- _SELECTED EXCERPT_:
____________________

Abstract Nonsense

Crushing one theorem at a time

Number of Derangements

Point of post: In this post we will do a simple, but classic counting exercise to figure out how many derangements there are on [n].


A derangement of the set [n]=\{1,\cdots,n\} is an element \pi of S_n (click the symbol if you’re unsure what it means) such that \pi(x)\ne x for all x\in[n]. In this post we will prove, in two ways, how many derangements there are of n objects. This is interesting combinatorially as it answers the question “Suppose that a class of students takes a quiz and the teacher collects them. How many ways can the teacher redistribute the quizzes for peer grading, with the obvious proviso that no student get’s his/her own paper?”  So, with this in mind, let’s begin.

Remark: I shall use \text{card } and |\cdot| interchangeably for cardinality throughout this post.

Theorem: Let D_n be the set of derangements of \{1,\cdots,n\}. Then,

\displaystyle \left|D_n\right|=n!\sum_{j=0}^{n}\frac{(-1)^j}{j!}

Proof: Clearly we have that

\displaystyle D_n=\bigcap_{j=1}^{n}\left\{f:[n]\to[n]:f(j)\ne j\right\}

and thus

\displaystyle D_n=[n]-\bigcup_{j=1}^{n}A_j

where A_j=\left\{f:[n]\to[n]:f(j)=j\right\}, and thus

\displaystyle \left|D_n\right|=S_n-\left|\bigcup_{j=1}^{n} A_j\right|

Thus, by the inclusion-exclusion principle it follows that

\displaystyle \left|D_n\right|=n!-\sum_{j=1}^{n}(-1)^{j+1}\sum_{S\in S_j}\left|\bigcap_{s\in S}A_s\right|

where S_j=\left\{S\subseteq [n]:|S|=j\right\}. Note though that

\displaystyle \bigcap_{s\in S}A_s=\left\{f:[n]\to[n]:f(s)=s\text{ for all }s\in S\right\}

and evidently this is equipotent to S_{n-j} and thus

\displaystyle \left|\bigcap_{s\in S}\left|A_s\right|\right|=(n-j)!

____________________

- _COLLECTED DATA_:
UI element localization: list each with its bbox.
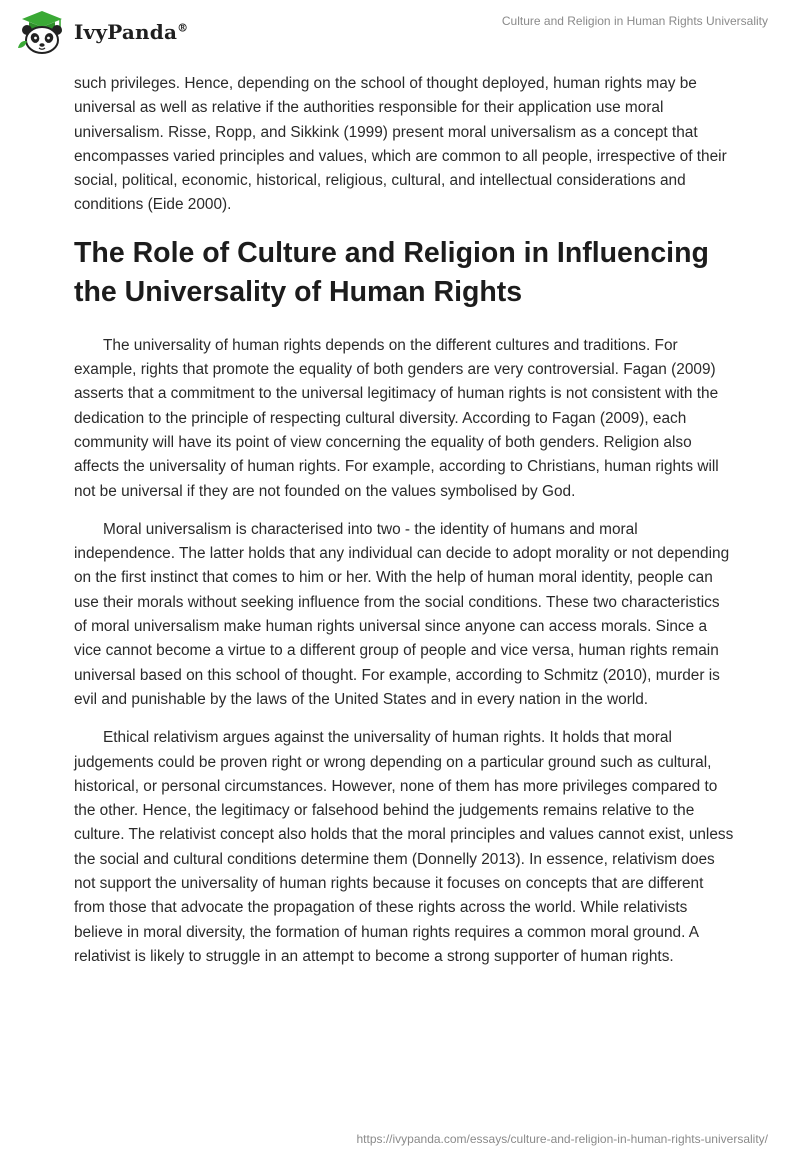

____________________

- _CHALLENGES_:
1/ In the derangements post, list every label that opens a paragraph and is followed by a colon.
2/ According to the derangements post, which principle does the proof use to count the size of the union of the sets A_j?

- _WORKED SOLUTIONS_:
1/
Point of post
Remark
Theorem
Proof

2/ The inclusion-exclusion principle.